Copy out the entries in full and with complete accuracy; pictures are excluded.

> **AVAILABLE RECORDS**
——————————
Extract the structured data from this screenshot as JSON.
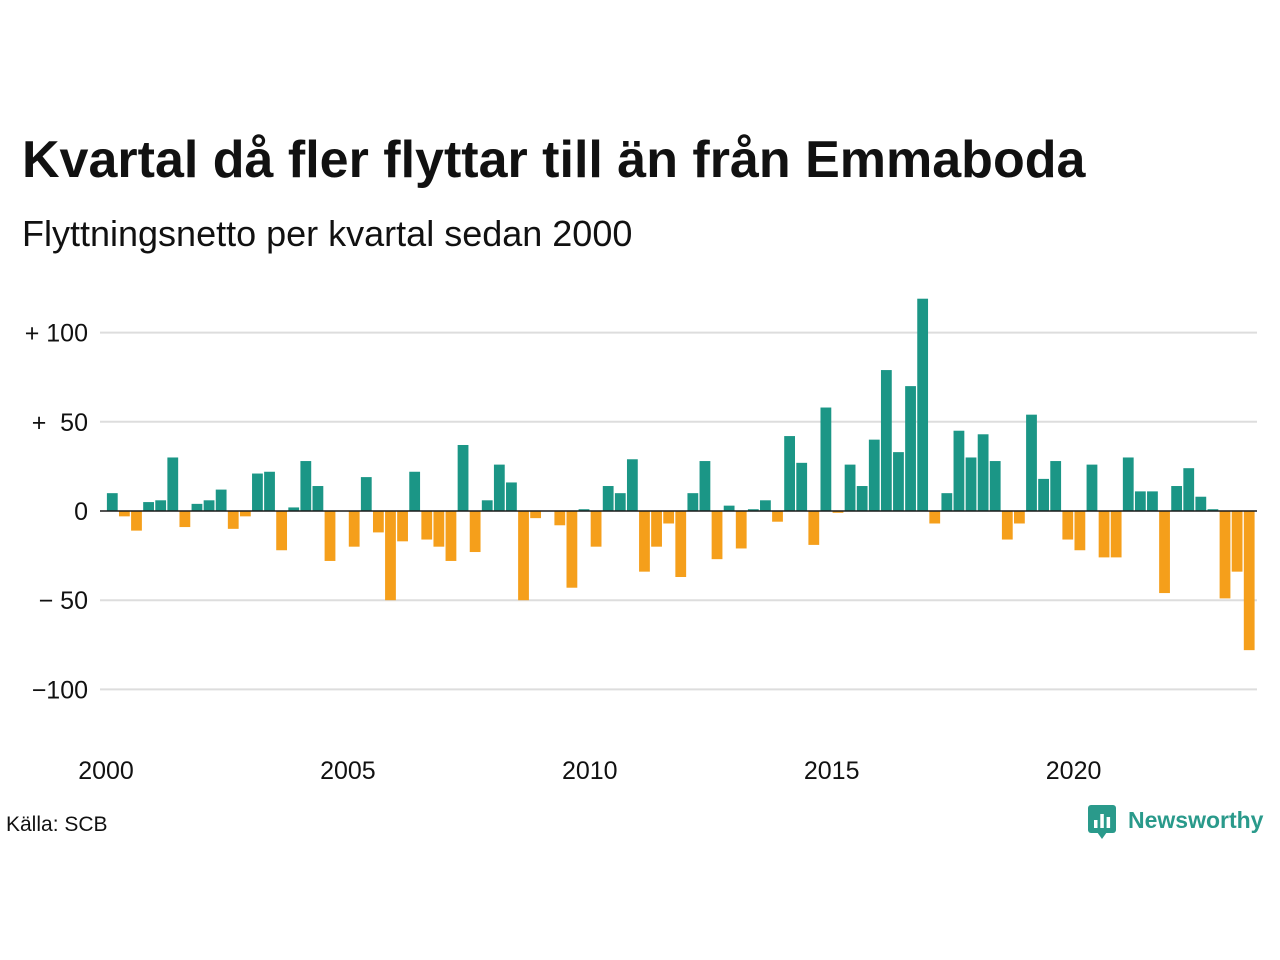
{
  "footer": {
    "source": "Källa: SCB",
    "logo_text": "Newsworthy",
    "logo_icon": "newsworthy-logo-icon"
  },
  "colors": {
    "positive": "#1b9686",
    "negative": "#f59f1b",
    "grid": "#dddddd",
    "zero_line": "#1a1a1a",
    "logo": "#2a9a8b"
  },
  "chart_data": {
    "type": "bar",
    "title": "Kvartal då fler flyttar till än från Emmaboda",
    "subtitle": "Flyttningsnetto per kvartal sedan 2000",
    "xlabel": "",
    "ylabel": "",
    "grid": true,
    "xlim": [
      "2000-Q1",
      "2023-Q4"
    ],
    "ylim": [
      -125,
      125
    ],
    "x_ticks": [
      "2000",
      "2005",
      "2010",
      "2015",
      "2020"
    ],
    "y_ticks": [
      {
        "value": 100,
        "label": "+ 100"
      },
      {
        "value": 50,
        "label": "+  50"
      },
      {
        "value": 0,
        "label": "0"
      },
      {
        "value": -50,
        "label": "− 50"
      },
      {
        "value": -100,
        "label": "−100"
      }
    ],
    "x": [
      "2000-Q1",
      "2000-Q2",
      "2000-Q3",
      "2000-Q4",
      "2001-Q1",
      "2001-Q2",
      "2001-Q3",
      "2001-Q4",
      "2002-Q1",
      "2002-Q2",
      "2002-Q3",
      "2002-Q4",
      "2003-Q1",
      "2003-Q2",
      "2003-Q3",
      "2003-Q4",
      "2004-Q1",
      "2004-Q2",
      "2004-Q3",
      "2004-Q4",
      "2005-Q1",
      "2005-Q2",
      "2005-Q3",
      "2005-Q4",
      "2006-Q1",
      "2006-Q2",
      "2006-Q3",
      "2006-Q4",
      "2007-Q1",
      "2007-Q2",
      "2007-Q3",
      "2007-Q4",
      "2008-Q1",
      "2008-Q2",
      "2008-Q3",
      "2008-Q4",
      "2009-Q1",
      "2009-Q2",
      "2009-Q3",
      "2009-Q4",
      "2010-Q1",
      "2010-Q2",
      "2010-Q3",
      "2010-Q4",
      "2011-Q1",
      "2011-Q2",
      "2011-Q3",
      "2011-Q4",
      "2012-Q1",
      "2012-Q2",
      "2012-Q3",
      "2012-Q4",
      "2013-Q1",
      "2013-Q2",
      "2013-Q3",
      "2013-Q4",
      "2014-Q1",
      "2014-Q2",
      "2014-Q3",
      "2014-Q4",
      "2015-Q1",
      "2015-Q2",
      "2015-Q3",
      "2015-Q4",
      "2016-Q1",
      "2016-Q2",
      "2016-Q3",
      "2016-Q4",
      "2017-Q1",
      "2017-Q2",
      "2017-Q3",
      "2017-Q4",
      "2018-Q1",
      "2018-Q2",
      "2018-Q3",
      "2018-Q4",
      "2019-Q1",
      "2019-Q2",
      "2019-Q3",
      "2019-Q4",
      "2020-Q1",
      "2020-Q2",
      "2020-Q3",
      "2020-Q4",
      "2021-Q1",
      "2021-Q2",
      "2021-Q3",
      "2021-Q4",
      "2022-Q1",
      "2022-Q2",
      "2022-Q3",
      "2022-Q4",
      "2023-Q1",
      "2023-Q2",
      "2023-Q3"
    ],
    "values": [
      10,
      -3,
      -11,
      5,
      6,
      30,
      -9,
      4,
      6,
      12,
      -10,
      -3,
      21,
      22,
      -22,
      2,
      28,
      14,
      -28,
      0,
      -20,
      19,
      -12,
      -50,
      -17,
      22,
      -16,
      -20,
      -28,
      37,
      -23,
      6,
      26,
      16,
      -50,
      -4,
      0,
      -8,
      -43,
      1,
      -20,
      14,
      10,
      29,
      -34,
      -20,
      -7,
      -37,
      10,
      28,
      -27,
      3,
      -21,
      1,
      6,
      -6,
      42,
      27,
      -19,
      58,
      -1,
      26,
      14,
      40,
      79,
      33,
      70,
      119,
      -7,
      10,
      45,
      30,
      43,
      28,
      -16,
      -7,
      54,
      18,
      28,
      -16,
      -22,
      26,
      -26,
      -26,
      30,
      11,
      11,
      -46,
      14,
      24,
      8,
      1,
      -49,
      -34,
      -78
    ]
  }
}
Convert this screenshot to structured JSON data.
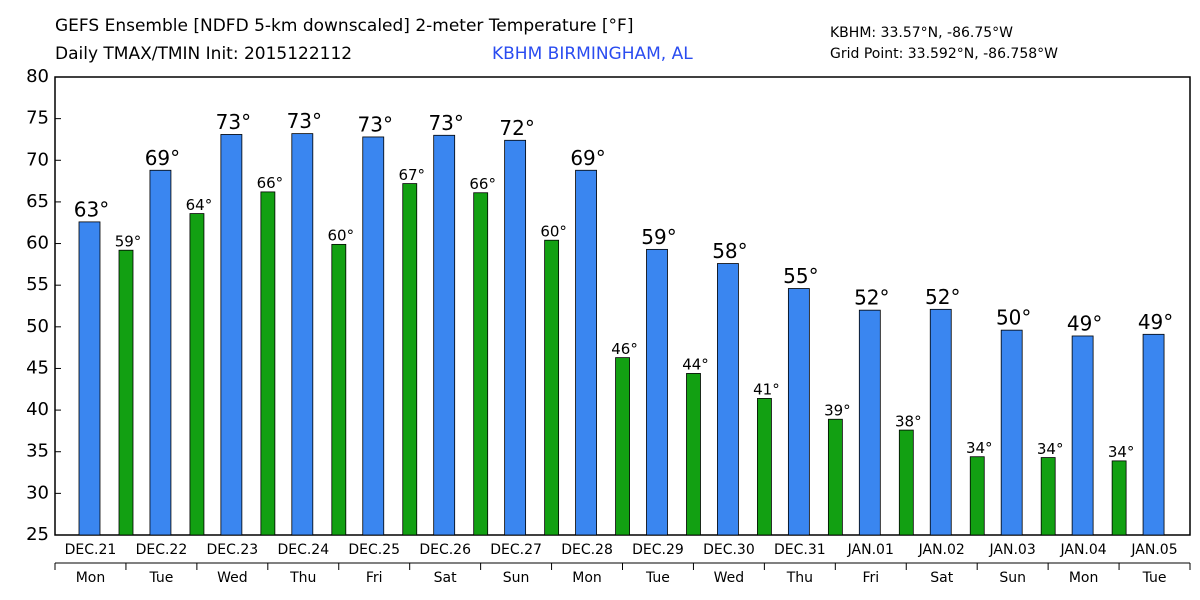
{
  "chart_data": {
    "type": "bar",
    "title": "GEFS Ensemble [NDFD 5-km downscaled] 2-meter Temperature [°F]",
    "subtitle": "Daily TMAX/TMIN Init: 2015122112",
    "station": "KBHM BIRMINGHAM, AL",
    "station_coords": "KBHM: 33.57°N, -86.75°W",
    "grid_point": "Grid Point: 33.592°N, -86.758°W",
    "categories": [
      "DEC.21",
      "DEC.22",
      "DEC.23",
      "DEC.24",
      "DEC.25",
      "DEC.26",
      "DEC.27",
      "DEC.28",
      "DEC.29",
      "DEC.30",
      "DEC.31",
      "JAN.01",
      "JAN.02",
      "JAN.03",
      "JAN.04",
      "JAN.05"
    ],
    "weekdays": [
      "Mon",
      "Tue",
      "Wed",
      "Thu",
      "Fri",
      "Sat",
      "Sun",
      "Mon",
      "Tue",
      "Wed",
      "Thu",
      "Fri",
      "Sat",
      "Sun",
      "Mon",
      "Tue"
    ],
    "series": [
      {
        "color": "#3a86f0",
        "values": [
          62.6,
          68.8,
          73.1,
          73.2,
          72.8,
          73.0,
          72.4,
          68.8,
          59.3,
          57.6,
          54.6,
          52.0,
          52.1,
          49.6,
          48.9,
          49.1
        ],
        "value_labels": [
          "63°",
          "69°",
          "73°",
          "73°",
          "73°",
          "73°",
          "72°",
          "69°",
          "59°",
          "58°",
          "55°",
          "52°",
          "52°",
          "50°",
          "49°",
          "49°"
        ]
      },
      {
        "color": "#12a012",
        "values": [
          59.2,
          63.6,
          66.2,
          59.9,
          67.2,
          66.1,
          60.4,
          46.3,
          44.4,
          41.4,
          38.9,
          37.6,
          34.4,
          34.3,
          33.9,
          null
        ],
        "value_labels": [
          "59°",
          "64°",
          "66°",
          "60°",
          "67°",
          "66°",
          "60°",
          "46°",
          "44°",
          "41°",
          "39°",
          "38°",
          "34°",
          "34°",
          "34°",
          null
        ]
      }
    ],
    "ylim": [
      25,
      80
    ],
    "yticks": [
      25,
      30,
      35,
      40,
      45,
      50,
      55,
      60,
      65,
      70,
      75,
      80
    ],
    "grid": false
  }
}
——————————
> **ANSWER TO THIS PROBLEM**
Extract the structured data from this screenshot as JSON.
{
  "footer": {
    "source": "Källa: SCB",
    "logo_text": "Newsworthy",
    "logo_icon": "newsworthy-logo-icon"
  },
  "colors": {
    "positive": "#1b9686",
    "negative": "#f59f1b",
    "grid": "#dddddd",
    "zero_line": "#1a1a1a",
    "logo": "#2a9a8b"
  },
  "chart_data": {
    "type": "bar",
    "title": "Kvartal då fler flyttar till än från Emmaboda",
    "subtitle": "Flyttningsnetto per kvartal sedan 2000",
    "xlabel": "",
    "ylabel": "",
    "grid": true,
    "xlim": [
      "2000-Q1",
      "2023-Q4"
    ],
    "ylim": [
      -125,
      125
    ],
    "x_ticks": [
      "2000",
      "2005",
      "2010",
      "2015",
      "2020"
    ],
    "y_ticks": [
      {
        "value": 100,
        "label": "+ 100"
      },
      {
        "value": 50,
        "label": "+  50"
      },
      {
        "value": 0,
        "label": "0"
      },
      {
        "value": -50,
        "label": "− 50"
      },
      {
        "value": -100,
        "label": "−100"
      }
    ],
    "x": [
      "2000-Q1",
      "2000-Q2",
      "2000-Q3",
      "2000-Q4",
      "2001-Q1",
      "2001-Q2",
      "2001-Q3",
      "2001-Q4",
      "2002-Q1",
      "2002-Q2",
      "2002-Q3",
      "2002-Q4",
      "2003-Q1",
      "2003-Q2",
      "2003-Q3",
      "2003-Q4",
      "2004-Q1",
      "2004-Q2",
      "2004-Q3",
      "2004-Q4",
      "2005-Q1",
      "2005-Q2",
      "2005-Q3",
      "2005-Q4",
      "2006-Q1",
      "2006-Q2",
      "2006-Q3",
      "2006-Q4",
      "2007-Q1",
      "2007-Q2",
      "2007-Q3",
      "2007-Q4",
      "2008-Q1",
      "2008-Q2",
      "2008-Q3",
      "2008-Q4",
      "2009-Q1",
      "2009-Q2",
      "2009-Q3",
      "2009-Q4",
      "2010-Q1",
      "2010-Q2",
      "2010-Q3",
      "2010-Q4",
      "2011-Q1",
      "2011-Q2",
      "2011-Q3",
      "2011-Q4",
      "2012-Q1",
      "2012-Q2",
      "2012-Q3",
      "2012-Q4",
      "2013-Q1",
      "2013-Q2",
      "2013-Q3",
      "2013-Q4",
      "2014-Q1",
      "2014-Q2",
      "2014-Q3",
      "2014-Q4",
      "2015-Q1",
      "2015-Q2",
      "2015-Q3",
      "2015-Q4",
      "2016-Q1",
      "2016-Q2",
      "2016-Q3",
      "2016-Q4",
      "2017-Q1",
      "2017-Q2",
      "2017-Q3",
      "2017-Q4",
      "2018-Q1",
      "2018-Q2",
      "2018-Q3",
      "2018-Q4",
      "2019-Q1",
      "2019-Q2",
      "2019-Q3",
      "2019-Q4",
      "2020-Q1",
      "2020-Q2",
      "2020-Q3",
      "2020-Q4",
      "2021-Q1",
      "2021-Q2",
      "2021-Q3",
      "2021-Q4",
      "2022-Q1",
      "2022-Q2",
      "2022-Q3",
      "2022-Q4",
      "2023-Q1",
      "2023-Q2",
      "2023-Q3"
    ],
    "values": [
      10,
      -3,
      -11,
      5,
      6,
      30,
      -9,
      4,
      6,
      12,
      -10,
      -3,
      21,
      22,
      -22,
      2,
      28,
      14,
      -28,
      0,
      -20,
      19,
      -12,
      -50,
      -17,
      22,
      -16,
      -20,
      -28,
      37,
      -23,
      6,
      26,
      16,
      -50,
      -4,
      0,
      -8,
      -43,
      1,
      -20,
      14,
      10,
      29,
      -34,
      -20,
      -7,
      -37,
      10,
      28,
      -27,
      3,
      -21,
      1,
      6,
      -6,
      42,
      27,
      -19,
      58,
      -1,
      26,
      14,
      40,
      79,
      33,
      70,
      119,
      -7,
      10,
      45,
      30,
      43,
      28,
      -16,
      -7,
      54,
      18,
      28,
      -16,
      -22,
      26,
      -26,
      -26,
      30,
      11,
      11,
      -46,
      14,
      24,
      8,
      1,
      -49,
      -34,
      -78
    ]
  }
}
Convert this screenshot to structured JSON data.
{
  "chart_data": {
    "type": "bar",
    "title": "GEFS Ensemble [NDFD 5-km downscaled] 2-meter Temperature [°F]",
    "subtitle": "Daily TMAX/TMIN Init: 2015122112",
    "station": "KBHM BIRMINGHAM, AL",
    "station_coords": "KBHM: 33.57°N, -86.75°W",
    "grid_point": "Grid Point: 33.592°N, -86.758°W",
    "categories": [
      "DEC.21",
      "DEC.22",
      "DEC.23",
      "DEC.24",
      "DEC.25",
      "DEC.26",
      "DEC.27",
      "DEC.28",
      "DEC.29",
      "DEC.30",
      "DEC.31",
      "JAN.01",
      "JAN.02",
      "JAN.03",
      "JAN.04",
      "JAN.05"
    ],
    "weekdays": [
      "Mon",
      "Tue",
      "Wed",
      "Thu",
      "Fri",
      "Sat",
      "Sun",
      "Mon",
      "Tue",
      "Wed",
      "Thu",
      "Fri",
      "Sat",
      "Sun",
      "Mon",
      "Tue"
    ],
    "series": [
      {
        "color": "#3a86f0",
        "values": [
          62.6,
          68.8,
          73.1,
          73.2,
          72.8,
          73.0,
          72.4,
          68.8,
          59.3,
          57.6,
          54.6,
          52.0,
          52.1,
          49.6,
          48.9,
          49.1
        ],
        "value_labels": [
          "63°",
          "69°",
          "73°",
          "73°",
          "73°",
          "73°",
          "72°",
          "69°",
          "59°",
          "58°",
          "55°",
          "52°",
          "52°",
          "50°",
          "49°",
          "49°"
        ]
      },
      {
        "color": "#12a012",
        "values": [
          59.2,
          63.6,
          66.2,
          59.9,
          67.2,
          66.1,
          60.4,
          46.3,
          44.4,
          41.4,
          38.9,
          37.6,
          34.4,
          34.3,
          33.9,
          null
        ],
        "value_labels": [
          "59°",
          "64°",
          "66°",
          "60°",
          "67°",
          "66°",
          "60°",
          "46°",
          "44°",
          "41°",
          "39°",
          "38°",
          "34°",
          "34°",
          "34°",
          null
        ]
      }
    ],
    "ylim": [
      25,
      80
    ],
    "yticks": [
      25,
      30,
      35,
      40,
      45,
      50,
      55,
      60,
      65,
      70,
      75,
      80
    ],
    "grid": false
  }
}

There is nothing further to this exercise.